▶ _DATA_
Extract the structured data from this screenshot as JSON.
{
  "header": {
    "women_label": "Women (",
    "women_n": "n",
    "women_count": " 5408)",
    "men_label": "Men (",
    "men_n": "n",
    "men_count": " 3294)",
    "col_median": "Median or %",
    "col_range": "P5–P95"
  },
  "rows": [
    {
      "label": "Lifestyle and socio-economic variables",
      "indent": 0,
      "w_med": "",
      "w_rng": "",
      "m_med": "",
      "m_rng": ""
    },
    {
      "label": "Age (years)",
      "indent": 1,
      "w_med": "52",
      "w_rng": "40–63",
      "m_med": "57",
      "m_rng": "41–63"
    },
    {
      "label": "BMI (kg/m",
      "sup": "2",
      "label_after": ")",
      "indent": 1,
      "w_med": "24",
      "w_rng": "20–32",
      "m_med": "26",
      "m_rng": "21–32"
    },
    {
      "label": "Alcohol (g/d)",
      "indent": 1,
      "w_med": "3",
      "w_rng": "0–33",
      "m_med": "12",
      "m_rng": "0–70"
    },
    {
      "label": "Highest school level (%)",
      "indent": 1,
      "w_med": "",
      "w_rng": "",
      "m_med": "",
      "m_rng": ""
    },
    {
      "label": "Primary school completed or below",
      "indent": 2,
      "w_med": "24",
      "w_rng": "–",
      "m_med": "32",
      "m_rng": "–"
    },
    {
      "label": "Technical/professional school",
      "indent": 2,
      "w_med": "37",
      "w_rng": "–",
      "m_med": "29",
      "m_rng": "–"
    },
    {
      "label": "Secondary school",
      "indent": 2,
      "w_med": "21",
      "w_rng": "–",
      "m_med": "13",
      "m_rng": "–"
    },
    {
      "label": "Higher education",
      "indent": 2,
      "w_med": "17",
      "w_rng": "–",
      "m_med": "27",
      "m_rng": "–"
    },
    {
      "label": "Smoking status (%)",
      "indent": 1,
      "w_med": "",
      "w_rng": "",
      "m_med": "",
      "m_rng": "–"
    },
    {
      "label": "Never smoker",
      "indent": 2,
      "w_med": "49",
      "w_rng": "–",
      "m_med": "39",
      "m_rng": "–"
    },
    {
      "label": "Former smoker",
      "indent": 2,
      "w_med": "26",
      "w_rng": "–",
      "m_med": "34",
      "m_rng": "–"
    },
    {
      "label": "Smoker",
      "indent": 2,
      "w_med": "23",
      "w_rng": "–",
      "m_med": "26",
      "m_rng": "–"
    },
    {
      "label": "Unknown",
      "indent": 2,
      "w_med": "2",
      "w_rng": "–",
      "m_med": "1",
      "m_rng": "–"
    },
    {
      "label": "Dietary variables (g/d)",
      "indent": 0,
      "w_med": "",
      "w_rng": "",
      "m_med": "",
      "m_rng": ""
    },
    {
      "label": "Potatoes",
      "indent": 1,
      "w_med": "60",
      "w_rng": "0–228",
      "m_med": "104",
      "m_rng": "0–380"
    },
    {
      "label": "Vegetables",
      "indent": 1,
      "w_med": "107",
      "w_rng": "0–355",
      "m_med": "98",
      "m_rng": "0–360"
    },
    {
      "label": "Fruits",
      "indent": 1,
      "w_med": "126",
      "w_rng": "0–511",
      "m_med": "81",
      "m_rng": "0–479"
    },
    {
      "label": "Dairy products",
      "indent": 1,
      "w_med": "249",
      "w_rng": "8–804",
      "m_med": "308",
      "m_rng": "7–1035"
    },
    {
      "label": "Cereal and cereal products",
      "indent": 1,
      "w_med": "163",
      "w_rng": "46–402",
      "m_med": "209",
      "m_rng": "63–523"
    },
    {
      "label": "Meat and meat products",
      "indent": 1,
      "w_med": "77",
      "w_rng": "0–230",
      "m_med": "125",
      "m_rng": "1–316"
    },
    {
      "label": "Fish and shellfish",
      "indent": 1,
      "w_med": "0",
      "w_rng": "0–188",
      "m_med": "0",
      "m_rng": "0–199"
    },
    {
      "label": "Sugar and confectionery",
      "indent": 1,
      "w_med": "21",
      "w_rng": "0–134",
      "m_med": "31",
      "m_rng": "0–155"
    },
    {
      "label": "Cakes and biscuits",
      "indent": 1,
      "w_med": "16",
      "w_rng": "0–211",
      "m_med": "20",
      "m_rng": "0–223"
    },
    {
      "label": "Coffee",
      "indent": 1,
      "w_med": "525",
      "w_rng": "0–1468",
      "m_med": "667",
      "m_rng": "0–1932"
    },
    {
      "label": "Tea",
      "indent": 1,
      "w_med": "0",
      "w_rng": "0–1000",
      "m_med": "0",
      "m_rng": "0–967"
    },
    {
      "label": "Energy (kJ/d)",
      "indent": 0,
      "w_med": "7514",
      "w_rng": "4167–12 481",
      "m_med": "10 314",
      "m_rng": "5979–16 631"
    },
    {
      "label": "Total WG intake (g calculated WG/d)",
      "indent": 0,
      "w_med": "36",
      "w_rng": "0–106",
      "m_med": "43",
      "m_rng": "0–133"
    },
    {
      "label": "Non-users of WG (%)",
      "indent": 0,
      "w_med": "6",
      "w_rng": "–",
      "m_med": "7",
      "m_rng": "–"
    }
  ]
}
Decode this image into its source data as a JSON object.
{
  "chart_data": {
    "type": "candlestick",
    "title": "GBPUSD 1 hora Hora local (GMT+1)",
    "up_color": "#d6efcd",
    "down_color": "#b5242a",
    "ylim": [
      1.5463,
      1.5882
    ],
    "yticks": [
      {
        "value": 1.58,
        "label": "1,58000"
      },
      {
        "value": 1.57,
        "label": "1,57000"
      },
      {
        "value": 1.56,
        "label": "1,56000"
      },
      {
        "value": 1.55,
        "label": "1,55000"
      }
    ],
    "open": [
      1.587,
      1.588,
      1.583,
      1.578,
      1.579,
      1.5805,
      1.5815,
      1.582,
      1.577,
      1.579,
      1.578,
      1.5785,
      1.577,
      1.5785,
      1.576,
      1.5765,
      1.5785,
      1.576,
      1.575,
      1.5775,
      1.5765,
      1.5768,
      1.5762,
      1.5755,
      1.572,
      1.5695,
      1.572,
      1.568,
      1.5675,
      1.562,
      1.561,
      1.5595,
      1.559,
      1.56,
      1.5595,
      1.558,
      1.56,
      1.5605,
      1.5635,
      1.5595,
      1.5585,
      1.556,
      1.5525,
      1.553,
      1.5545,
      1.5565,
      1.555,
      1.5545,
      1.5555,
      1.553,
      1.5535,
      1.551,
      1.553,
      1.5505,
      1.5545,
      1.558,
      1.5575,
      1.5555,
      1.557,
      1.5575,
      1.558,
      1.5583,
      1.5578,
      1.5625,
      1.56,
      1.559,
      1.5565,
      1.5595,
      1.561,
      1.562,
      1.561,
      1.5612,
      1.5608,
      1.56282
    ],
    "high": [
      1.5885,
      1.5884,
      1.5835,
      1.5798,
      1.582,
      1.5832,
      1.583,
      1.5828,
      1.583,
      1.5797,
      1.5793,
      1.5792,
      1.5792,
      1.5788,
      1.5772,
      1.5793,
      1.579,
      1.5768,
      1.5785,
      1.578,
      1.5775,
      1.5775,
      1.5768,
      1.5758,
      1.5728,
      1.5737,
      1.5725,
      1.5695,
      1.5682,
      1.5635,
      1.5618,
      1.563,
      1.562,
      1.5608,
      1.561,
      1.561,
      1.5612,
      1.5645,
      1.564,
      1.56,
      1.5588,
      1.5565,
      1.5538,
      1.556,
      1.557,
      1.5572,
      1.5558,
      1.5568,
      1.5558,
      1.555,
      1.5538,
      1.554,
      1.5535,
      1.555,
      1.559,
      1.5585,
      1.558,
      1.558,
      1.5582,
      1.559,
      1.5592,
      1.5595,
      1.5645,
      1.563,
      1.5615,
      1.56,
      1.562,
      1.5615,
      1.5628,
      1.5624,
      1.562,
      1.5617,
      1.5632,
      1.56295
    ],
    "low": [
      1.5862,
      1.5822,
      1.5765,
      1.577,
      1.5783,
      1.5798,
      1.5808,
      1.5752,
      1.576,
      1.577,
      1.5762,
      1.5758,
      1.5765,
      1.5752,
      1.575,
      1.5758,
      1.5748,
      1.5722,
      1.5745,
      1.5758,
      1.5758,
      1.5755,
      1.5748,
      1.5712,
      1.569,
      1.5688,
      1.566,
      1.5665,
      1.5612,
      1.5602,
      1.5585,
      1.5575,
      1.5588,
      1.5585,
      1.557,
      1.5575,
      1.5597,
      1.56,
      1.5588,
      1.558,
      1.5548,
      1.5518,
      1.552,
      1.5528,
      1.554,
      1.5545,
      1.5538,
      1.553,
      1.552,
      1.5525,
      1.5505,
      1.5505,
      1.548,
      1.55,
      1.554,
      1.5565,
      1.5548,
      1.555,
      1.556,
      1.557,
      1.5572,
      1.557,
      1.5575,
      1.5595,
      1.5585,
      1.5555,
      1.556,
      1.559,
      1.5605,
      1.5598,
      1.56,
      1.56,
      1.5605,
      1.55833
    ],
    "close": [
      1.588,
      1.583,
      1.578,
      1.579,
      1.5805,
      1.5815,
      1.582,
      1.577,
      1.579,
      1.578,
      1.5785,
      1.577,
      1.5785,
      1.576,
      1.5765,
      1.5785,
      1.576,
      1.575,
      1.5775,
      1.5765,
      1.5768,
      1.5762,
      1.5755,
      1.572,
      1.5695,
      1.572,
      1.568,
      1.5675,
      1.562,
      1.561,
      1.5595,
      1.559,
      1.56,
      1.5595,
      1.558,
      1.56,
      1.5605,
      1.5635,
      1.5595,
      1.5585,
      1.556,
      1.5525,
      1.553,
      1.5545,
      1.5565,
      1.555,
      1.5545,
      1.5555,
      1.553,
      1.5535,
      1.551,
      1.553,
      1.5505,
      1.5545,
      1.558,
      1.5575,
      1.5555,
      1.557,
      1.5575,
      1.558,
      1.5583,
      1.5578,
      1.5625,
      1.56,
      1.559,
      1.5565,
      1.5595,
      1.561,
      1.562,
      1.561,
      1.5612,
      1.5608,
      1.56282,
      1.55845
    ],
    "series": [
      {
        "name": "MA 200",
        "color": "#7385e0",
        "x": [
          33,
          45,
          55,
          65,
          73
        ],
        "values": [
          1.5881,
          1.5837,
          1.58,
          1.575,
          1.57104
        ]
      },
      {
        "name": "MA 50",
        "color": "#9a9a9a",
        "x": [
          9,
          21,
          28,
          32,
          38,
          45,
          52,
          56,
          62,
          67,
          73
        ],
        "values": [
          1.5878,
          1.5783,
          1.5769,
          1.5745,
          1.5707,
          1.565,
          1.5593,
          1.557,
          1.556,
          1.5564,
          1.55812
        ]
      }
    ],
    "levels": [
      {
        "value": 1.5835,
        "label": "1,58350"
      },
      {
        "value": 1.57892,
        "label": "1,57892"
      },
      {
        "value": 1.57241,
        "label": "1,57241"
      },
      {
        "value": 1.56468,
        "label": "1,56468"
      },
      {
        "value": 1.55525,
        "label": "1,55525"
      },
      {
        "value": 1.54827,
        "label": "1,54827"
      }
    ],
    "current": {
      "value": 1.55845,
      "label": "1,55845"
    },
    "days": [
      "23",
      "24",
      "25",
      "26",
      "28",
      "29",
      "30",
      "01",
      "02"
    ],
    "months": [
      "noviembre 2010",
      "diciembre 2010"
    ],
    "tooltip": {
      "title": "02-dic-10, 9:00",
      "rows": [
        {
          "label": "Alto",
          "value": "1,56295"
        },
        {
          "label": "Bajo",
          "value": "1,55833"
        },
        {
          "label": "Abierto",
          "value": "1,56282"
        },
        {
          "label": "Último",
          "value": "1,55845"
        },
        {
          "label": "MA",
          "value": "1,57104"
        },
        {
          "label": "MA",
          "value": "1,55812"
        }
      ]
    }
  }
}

▶ _PROBLEM TO SOLVE_
How many lines in these records hold the string "products"? Reply with the number alone.

▶ _WRITTEN ANSWER_
3